Instructions to follow: Search the material for the string "Share", then return every line where it is found.
---------- Dataset records ----------
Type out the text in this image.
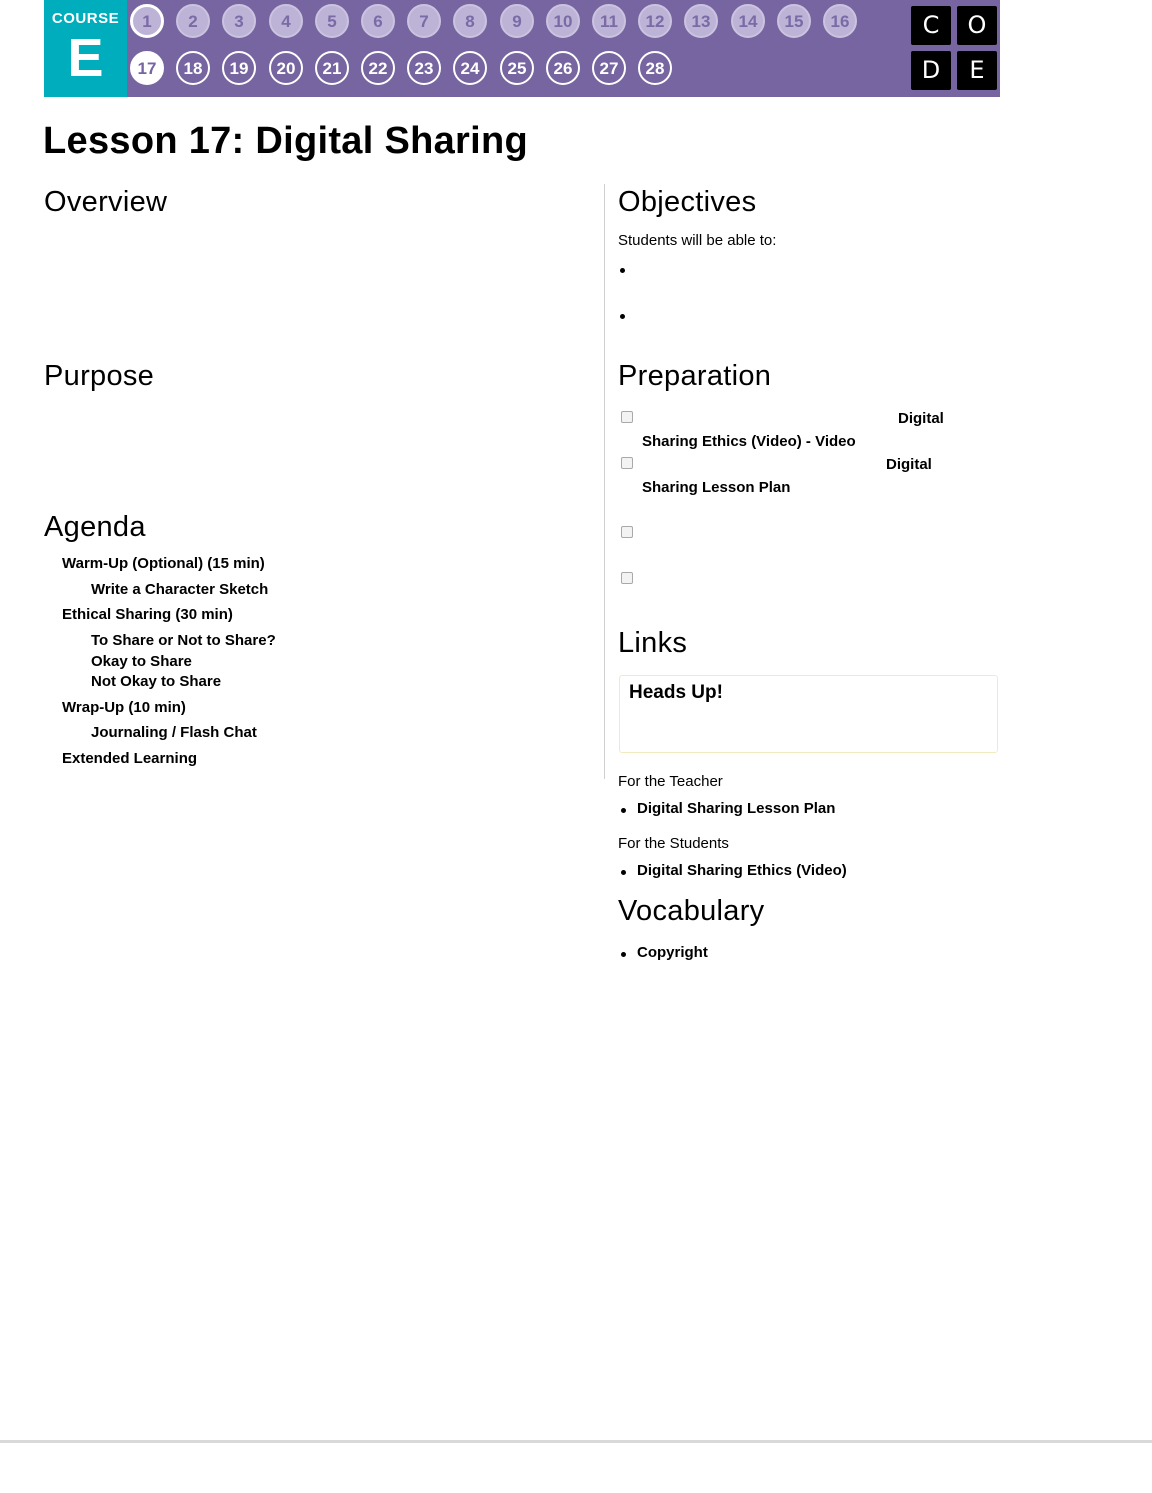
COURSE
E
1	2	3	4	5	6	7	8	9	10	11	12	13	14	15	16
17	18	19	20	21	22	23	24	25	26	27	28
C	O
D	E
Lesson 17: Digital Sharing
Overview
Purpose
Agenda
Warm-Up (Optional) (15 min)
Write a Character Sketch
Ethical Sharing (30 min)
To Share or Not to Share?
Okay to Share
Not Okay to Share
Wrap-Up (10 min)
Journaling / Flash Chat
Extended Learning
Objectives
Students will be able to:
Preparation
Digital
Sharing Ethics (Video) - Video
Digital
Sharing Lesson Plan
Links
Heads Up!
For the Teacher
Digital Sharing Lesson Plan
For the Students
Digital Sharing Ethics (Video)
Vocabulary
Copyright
----------
Answer below:
To Share or Not to Share?
Okay to Share
Not Okay to Share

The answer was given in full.